** The request **
From the listing below, extract every line in which the word "Pass" appears.

Figure contents as structured data:
▬▬▬
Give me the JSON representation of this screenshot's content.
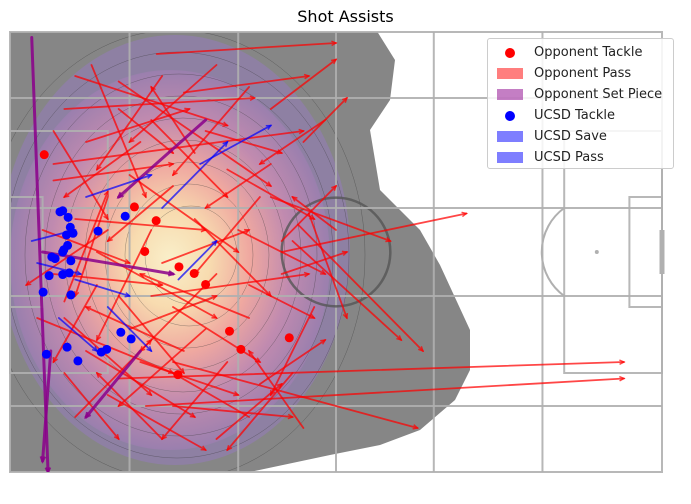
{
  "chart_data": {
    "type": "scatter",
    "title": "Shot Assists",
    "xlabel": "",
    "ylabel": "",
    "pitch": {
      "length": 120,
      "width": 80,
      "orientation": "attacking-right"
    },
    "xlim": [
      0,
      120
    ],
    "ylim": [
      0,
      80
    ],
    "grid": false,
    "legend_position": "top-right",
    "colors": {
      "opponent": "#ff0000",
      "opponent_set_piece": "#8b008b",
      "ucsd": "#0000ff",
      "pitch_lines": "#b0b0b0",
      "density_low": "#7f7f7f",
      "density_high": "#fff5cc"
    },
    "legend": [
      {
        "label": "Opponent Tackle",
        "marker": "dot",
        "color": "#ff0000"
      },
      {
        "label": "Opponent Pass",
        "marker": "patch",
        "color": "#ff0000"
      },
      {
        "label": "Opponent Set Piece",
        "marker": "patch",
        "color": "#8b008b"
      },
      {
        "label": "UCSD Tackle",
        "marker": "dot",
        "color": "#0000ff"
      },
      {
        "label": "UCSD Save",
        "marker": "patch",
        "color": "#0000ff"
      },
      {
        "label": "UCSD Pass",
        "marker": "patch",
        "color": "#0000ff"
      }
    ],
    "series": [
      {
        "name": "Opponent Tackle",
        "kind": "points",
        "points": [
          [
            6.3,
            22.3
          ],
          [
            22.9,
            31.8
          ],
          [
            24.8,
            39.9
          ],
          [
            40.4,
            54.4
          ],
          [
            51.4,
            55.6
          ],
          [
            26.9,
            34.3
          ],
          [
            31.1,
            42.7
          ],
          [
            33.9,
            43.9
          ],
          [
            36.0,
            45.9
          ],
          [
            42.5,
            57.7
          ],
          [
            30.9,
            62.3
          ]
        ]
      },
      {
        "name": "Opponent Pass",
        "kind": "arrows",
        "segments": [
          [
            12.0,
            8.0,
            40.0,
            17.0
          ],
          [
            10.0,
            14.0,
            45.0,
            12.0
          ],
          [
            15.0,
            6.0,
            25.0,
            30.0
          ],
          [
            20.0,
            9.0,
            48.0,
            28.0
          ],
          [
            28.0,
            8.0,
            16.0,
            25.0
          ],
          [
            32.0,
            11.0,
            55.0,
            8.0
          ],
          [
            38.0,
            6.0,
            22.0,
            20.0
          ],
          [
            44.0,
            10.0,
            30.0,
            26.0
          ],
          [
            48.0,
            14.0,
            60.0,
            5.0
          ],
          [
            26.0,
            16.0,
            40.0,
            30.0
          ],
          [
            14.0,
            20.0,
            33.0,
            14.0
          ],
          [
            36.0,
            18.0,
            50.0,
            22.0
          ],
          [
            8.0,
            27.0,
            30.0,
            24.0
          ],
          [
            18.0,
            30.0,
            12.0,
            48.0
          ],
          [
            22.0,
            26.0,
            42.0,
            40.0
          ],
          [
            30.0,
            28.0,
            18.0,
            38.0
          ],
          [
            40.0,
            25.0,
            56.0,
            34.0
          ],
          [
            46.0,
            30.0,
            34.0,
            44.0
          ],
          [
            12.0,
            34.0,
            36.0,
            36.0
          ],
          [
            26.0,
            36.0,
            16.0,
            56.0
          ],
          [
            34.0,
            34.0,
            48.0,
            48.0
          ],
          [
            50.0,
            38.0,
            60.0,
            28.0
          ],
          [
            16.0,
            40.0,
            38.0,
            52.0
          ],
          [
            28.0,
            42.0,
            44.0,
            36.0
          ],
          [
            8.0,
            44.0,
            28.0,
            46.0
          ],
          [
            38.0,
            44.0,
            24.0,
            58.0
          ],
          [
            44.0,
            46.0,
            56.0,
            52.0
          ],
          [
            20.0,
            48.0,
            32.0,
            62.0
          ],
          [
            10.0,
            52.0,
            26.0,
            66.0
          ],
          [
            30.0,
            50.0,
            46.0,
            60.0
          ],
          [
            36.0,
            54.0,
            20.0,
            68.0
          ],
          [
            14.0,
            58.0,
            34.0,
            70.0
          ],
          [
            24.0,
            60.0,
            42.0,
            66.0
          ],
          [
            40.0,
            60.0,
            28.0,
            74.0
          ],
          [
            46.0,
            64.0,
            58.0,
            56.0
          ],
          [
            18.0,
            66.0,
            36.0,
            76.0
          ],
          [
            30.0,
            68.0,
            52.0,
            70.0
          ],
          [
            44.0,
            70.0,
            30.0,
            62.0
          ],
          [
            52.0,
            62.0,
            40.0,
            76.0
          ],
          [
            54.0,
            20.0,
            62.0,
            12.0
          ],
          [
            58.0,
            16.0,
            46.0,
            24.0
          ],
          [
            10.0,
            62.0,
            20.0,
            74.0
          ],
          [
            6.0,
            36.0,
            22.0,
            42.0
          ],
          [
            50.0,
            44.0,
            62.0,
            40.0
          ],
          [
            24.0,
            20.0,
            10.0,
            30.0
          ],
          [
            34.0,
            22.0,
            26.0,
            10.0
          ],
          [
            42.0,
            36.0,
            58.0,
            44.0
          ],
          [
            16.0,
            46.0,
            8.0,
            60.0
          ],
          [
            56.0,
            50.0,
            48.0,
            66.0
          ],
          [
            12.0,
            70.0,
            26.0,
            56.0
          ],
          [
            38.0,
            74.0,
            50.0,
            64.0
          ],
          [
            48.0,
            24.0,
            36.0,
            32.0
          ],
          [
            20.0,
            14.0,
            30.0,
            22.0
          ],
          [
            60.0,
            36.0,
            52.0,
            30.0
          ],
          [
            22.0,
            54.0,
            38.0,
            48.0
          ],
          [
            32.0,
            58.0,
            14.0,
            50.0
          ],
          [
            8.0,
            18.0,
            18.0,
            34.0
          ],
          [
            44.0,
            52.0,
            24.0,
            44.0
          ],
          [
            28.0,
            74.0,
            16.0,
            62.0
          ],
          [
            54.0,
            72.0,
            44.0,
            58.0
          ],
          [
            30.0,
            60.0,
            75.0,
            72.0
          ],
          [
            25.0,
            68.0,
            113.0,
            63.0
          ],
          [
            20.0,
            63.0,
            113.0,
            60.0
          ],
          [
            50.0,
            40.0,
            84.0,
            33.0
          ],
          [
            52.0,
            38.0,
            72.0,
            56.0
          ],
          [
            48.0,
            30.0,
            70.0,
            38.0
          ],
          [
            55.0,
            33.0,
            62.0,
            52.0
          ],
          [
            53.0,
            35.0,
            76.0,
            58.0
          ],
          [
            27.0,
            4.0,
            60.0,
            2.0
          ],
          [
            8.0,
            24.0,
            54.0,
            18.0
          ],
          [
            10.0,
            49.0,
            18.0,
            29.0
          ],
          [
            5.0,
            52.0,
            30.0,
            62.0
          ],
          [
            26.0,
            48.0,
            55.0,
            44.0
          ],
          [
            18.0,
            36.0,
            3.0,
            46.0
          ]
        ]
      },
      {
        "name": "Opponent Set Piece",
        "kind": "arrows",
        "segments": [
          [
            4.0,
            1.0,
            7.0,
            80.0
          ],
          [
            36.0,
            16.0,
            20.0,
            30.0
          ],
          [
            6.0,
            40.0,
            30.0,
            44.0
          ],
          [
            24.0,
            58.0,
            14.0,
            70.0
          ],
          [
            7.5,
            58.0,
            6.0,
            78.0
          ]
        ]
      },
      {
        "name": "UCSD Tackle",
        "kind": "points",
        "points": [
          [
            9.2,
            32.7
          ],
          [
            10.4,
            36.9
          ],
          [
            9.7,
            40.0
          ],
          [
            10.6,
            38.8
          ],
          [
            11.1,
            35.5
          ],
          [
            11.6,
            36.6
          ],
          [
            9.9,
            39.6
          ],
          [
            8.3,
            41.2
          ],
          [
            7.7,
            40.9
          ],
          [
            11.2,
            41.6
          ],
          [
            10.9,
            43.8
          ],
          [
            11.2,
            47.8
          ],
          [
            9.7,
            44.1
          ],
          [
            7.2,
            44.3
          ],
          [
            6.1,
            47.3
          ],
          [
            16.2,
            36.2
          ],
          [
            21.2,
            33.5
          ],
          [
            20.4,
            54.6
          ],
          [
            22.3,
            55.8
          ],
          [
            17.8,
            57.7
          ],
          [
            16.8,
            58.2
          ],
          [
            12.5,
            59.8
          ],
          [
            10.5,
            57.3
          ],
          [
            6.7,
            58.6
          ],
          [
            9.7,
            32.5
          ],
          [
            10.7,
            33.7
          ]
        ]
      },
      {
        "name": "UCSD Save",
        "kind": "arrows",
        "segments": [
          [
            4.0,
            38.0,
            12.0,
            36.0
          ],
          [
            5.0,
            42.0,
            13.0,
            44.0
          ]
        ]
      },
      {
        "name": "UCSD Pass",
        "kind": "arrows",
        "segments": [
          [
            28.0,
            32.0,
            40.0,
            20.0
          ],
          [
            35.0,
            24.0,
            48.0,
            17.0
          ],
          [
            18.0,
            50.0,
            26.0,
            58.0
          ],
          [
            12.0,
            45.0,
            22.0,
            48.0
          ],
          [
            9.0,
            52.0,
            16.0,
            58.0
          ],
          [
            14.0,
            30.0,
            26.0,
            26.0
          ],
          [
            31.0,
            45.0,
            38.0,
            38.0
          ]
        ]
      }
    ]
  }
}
▬▬▬
** Written solution **
        "label": "Opponent Pass",
        "label": "UCSD Pass",
        "name": "Opponent Pass",
        "name": "UCSD Pass",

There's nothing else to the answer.